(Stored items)
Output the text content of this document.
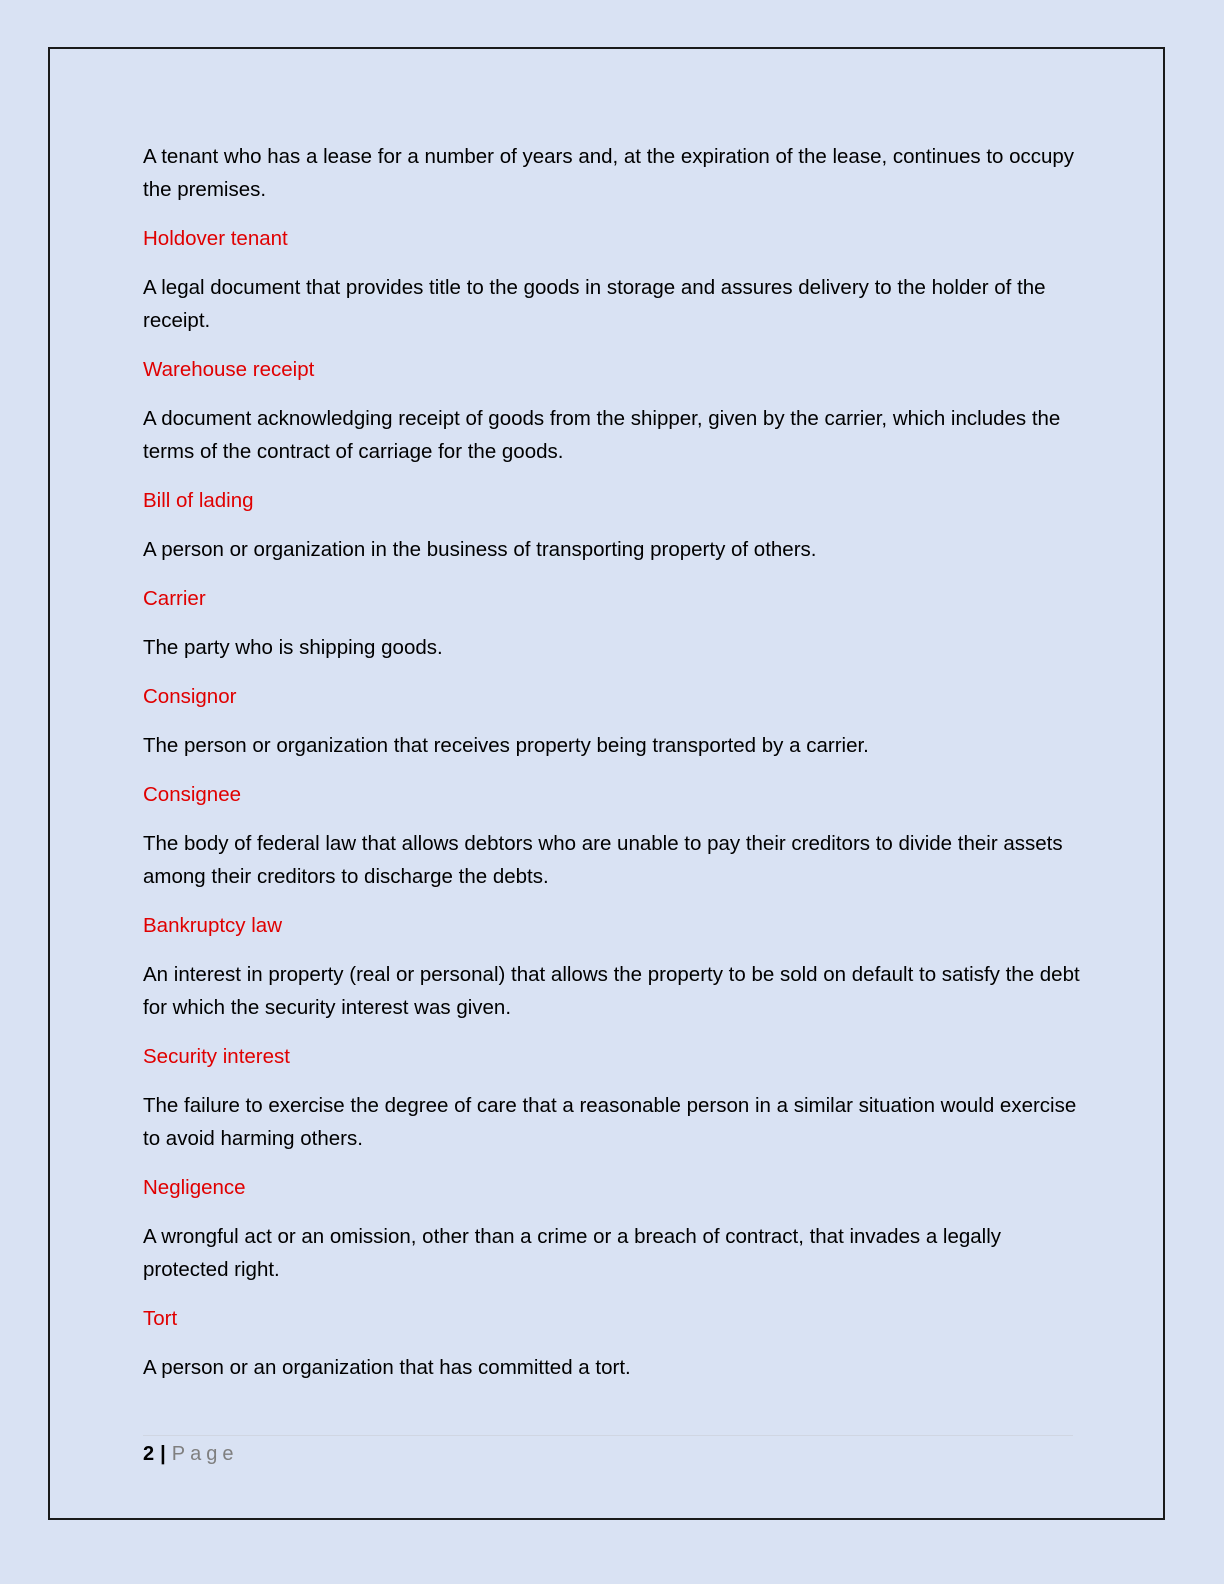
A tenant who has a lease for a number of years and, at the expiration of the lease, continues to occupy the premises.

Holdover tenant

A legal document that provides title to the goods in storage and assures delivery to the holder of the receipt.

Warehouse receipt

A document acknowledging receipt of goods from the shipper, given by the carrier, which includes the terms of the contract of carriage for the goods.

Bill of lading

A person or organization in the business of transporting property of others.

Carrier

The party who is shipping goods.

Consignor

The person or organization that receives property being transported by a carrier.

Consignee

The body of federal law that allows debtors who are unable to pay their creditors to divide their assets among their creditors to discharge the debts.

Bankruptcy law

An interest in property (real or personal) that allows the property to be sold on default to satisfy the debt for which the security interest was given.

Security interest

The failure to exercise the degree of care that a reasonable person in a similar situation would exercise to avoid harming others.

Negligence

A wrongful act or an omission, other than a crime or a breach of contract, that invades a legally protected right.

Tort

A person or an organization that has committed a tort.

2 | Page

### What this task involves
Copy out the records above in full, exactly as written, but not the pictures.

### Response below
Output the text content of this document.
A tenant who has a lease for a number of years and, at the expiration of the lease, continues to occupy the premises.

Holdover tenant

A legal document that provides title to the goods in storage and assures delivery to the holder of the receipt.

Warehouse receipt

A document acknowledging receipt of goods from the shipper, given by the carrier, which includes the terms of the contract of carriage for the goods.

Bill of lading

A person or organization in the business of transporting property of others.

Carrier

The party who is shipping goods.

Consignor

The person or organization that receives property being transported by a carrier.

Consignee

The body of federal law that allows debtors who are unable to pay their creditors to divide their assets among their creditors to discharge the debts.

Bankruptcy law

An interest in property (real or personal) that allows the property to be sold on default to satisfy the debt for which the security interest was given.

Security interest

The failure to exercise the degree of care that a reasonable person in a similar situation would exercise to avoid harming others.

Negligence

A wrongful act or an omission, other than a crime or a breach of contract, that invades a legally protected right.

Tort

A person or an organization that has committed a tort.

2 | Page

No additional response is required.